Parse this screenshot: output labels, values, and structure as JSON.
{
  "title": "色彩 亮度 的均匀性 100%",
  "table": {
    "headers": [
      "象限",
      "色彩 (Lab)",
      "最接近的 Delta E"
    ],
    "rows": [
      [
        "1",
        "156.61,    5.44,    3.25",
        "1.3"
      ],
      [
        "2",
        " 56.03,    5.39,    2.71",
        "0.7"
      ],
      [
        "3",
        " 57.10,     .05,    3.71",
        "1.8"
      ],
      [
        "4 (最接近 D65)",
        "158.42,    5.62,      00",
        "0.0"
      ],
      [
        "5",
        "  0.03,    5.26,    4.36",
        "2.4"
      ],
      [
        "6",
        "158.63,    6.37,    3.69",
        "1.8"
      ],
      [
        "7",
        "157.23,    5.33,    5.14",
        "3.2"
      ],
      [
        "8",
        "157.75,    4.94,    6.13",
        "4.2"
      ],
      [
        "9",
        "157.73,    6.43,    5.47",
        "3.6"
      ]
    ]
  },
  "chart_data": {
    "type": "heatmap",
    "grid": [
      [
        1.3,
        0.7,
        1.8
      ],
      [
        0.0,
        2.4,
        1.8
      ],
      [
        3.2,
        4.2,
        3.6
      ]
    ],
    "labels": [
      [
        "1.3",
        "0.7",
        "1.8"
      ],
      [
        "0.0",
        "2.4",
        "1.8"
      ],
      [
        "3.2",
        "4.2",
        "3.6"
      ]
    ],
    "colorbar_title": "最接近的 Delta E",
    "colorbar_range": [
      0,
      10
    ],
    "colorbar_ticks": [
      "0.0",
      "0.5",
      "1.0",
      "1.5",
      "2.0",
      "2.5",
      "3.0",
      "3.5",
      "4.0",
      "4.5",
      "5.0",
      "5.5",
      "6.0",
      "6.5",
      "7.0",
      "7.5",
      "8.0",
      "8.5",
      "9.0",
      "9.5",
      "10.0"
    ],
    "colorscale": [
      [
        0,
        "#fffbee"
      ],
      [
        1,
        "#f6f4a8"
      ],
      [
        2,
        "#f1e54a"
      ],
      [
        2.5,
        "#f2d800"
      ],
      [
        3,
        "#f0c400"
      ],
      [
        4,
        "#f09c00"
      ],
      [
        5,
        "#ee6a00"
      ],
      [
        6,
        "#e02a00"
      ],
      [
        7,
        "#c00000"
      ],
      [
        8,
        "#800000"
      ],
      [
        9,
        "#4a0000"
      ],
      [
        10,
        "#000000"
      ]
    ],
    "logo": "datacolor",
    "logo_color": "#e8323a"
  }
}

• **Task directions**
Extract all of the data shown above without alteration.

• **Result of this exercise**
Parse this screenshot: output labels, values, and structure as JSON.
{
  "title": "色彩 亮度 的均匀性 100%",
  "table": {
    "headers": [
      "象限",
      "色彩 (Lab)",
      "最接近的 Delta E"
    ],
    "rows": [
      [
        "1",
        "156.61,    5.44,    3.25",
        "1.3"
      ],
      [
        "2",
        " 56.03,    5.39,    2.71",
        "0.7"
      ],
      [
        "3",
        " 57.10,     .05,    3.71",
        "1.8"
      ],
      [
        "4 (最接近 D65)",
        "158.42,    5.62,      00",
        "0.0"
      ],
      [
        "5",
        "  0.03,    5.26,    4.36",
        "2.4"
      ],
      [
        "6",
        "158.63,    6.37,    3.69",
        "1.8"
      ],
      [
        "7",
        "157.23,    5.33,    5.14",
        "3.2"
      ],
      [
        "8",
        "157.75,    4.94,    6.13",
        "4.2"
      ],
      [
        "9",
        "157.73,    6.43,    5.47",
        "3.6"
      ]
    ]
  },
  "chart_data": {
    "type": "heatmap",
    "grid": [
      [
        1.3,
        0.7,
        1.8
      ],
      [
        0.0,
        2.4,
        1.8
      ],
      [
        3.2,
        4.2,
        3.6
      ]
    ],
    "labels": [
      [
        "1.3",
        "0.7",
        "1.8"
      ],
      [
        "0.0",
        "2.4",
        "1.8"
      ],
      [
        "3.2",
        "4.2",
        "3.6"
      ]
    ],
    "colorbar_title": "最接近的 Delta E",
    "colorbar_range": [
      0,
      10
    ],
    "colorbar_ticks": [
      "0.0",
      "0.5",
      "1.0",
      "1.5",
      "2.0",
      "2.5",
      "3.0",
      "3.5",
      "4.0",
      "4.5",
      "5.0",
      "5.5",
      "6.0",
      "6.5",
      "7.0",
      "7.5",
      "8.0",
      "8.5",
      "9.0",
      "9.5",
      "10.0"
    ],
    "colorscale": [
      [
        0,
        "#fffbee"
      ],
      [
        1,
        "#f6f4a8"
      ],
      [
        2,
        "#f1e54a"
      ],
      [
        2.5,
        "#f2d800"
      ],
      [
        3,
        "#f0c400"
      ],
      [
        4,
        "#f09c00"
      ],
      [
        5,
        "#ee6a00"
      ],
      [
        6,
        "#e02a00"
      ],
      [
        7,
        "#c00000"
      ],
      [
        8,
        "#800000"
      ],
      [
        9,
        "#4a0000"
      ],
      [
        10,
        "#000000"
      ]
    ],
    "logo": "datacolor",
    "logo_color": "#e8323a"
  }
}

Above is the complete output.